Problem description. Retype every entry word for word.

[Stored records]
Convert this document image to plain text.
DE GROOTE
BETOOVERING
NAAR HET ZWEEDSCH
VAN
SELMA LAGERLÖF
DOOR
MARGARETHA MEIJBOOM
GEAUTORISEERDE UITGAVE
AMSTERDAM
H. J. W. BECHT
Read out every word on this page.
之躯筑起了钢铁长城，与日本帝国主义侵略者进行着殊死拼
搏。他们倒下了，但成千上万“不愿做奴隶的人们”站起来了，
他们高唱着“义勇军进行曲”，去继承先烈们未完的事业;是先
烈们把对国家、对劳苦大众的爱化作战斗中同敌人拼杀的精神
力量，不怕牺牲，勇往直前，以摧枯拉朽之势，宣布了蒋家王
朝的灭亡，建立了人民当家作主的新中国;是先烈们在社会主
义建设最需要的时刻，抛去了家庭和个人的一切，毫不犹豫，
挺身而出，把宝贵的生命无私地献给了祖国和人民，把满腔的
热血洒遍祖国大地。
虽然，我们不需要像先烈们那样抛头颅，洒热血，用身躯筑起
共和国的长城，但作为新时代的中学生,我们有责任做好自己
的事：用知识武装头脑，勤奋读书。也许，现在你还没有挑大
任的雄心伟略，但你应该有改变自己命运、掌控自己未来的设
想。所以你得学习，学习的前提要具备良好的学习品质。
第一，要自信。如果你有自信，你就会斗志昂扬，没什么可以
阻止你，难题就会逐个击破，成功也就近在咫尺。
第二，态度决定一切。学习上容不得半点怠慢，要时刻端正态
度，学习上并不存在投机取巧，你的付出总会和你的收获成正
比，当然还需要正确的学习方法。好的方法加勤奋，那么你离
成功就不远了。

Correct response.
Convert this document image to plain text.
DE GROOTE
BETOOVERING
NAAR HET ZWEEDSCH
VAN
SELMA LAGERLÖF
DOOR
MARGARETHA MEIJBOOM
GEAUTORISEERDE UITGAVE
AMSTERDAM
H. J. W. BECHT
Read out every word on this page.
之躯筑起了钢铁长城，与日本帝国主义侵略者进行着殊死拼
搏。他们倒下了，但成千上万“不愿做奴隶的人们”站起来了，
他们高唱着“义勇军进行曲”，去继承先烈们未完的事业;是先
烈们把对国家、对劳苦大众的爱化作战斗中同敌人拼杀的精神
力量，不怕牺牲，勇往直前，以摧枯拉朽之势，宣布了蒋家王
朝的灭亡，建立了人民当家作主的新中国;是先烈们在社会主
义建设最需要的时刻，抛去了家庭和个人的一切，毫不犹豫，
挺身而出，把宝贵的生命无私地献给了祖国和人民，把满腔的
热血洒遍祖国大地。
虽然，我们不需要像先烈们那样抛头颅，洒热血，用身躯筑起
共和国的长城，但作为新时代的中学生,我们有责任做好自己
的事：用知识武装头脑，勤奋读书。也许，现在你还没有挑大
任的雄心伟略，但你应该有改变自己命运、掌控自己未来的设
想。所以你得学习，学习的前提要具备良好的学习品质。
第一，要自信。如果你有自信，你就会斗志昂扬，没什么可以
阻止你，难题就会逐个击破，成功也就近在咫尺。
第二，态度决定一切。学习上容不得半点怠慢，要时刻端正态
度，学习上并不存在投机取巧，你的付出总会和你的收获成正
比，当然还需要正确的学习方法。好的方法加勤奋，那么你离
成功就不远了。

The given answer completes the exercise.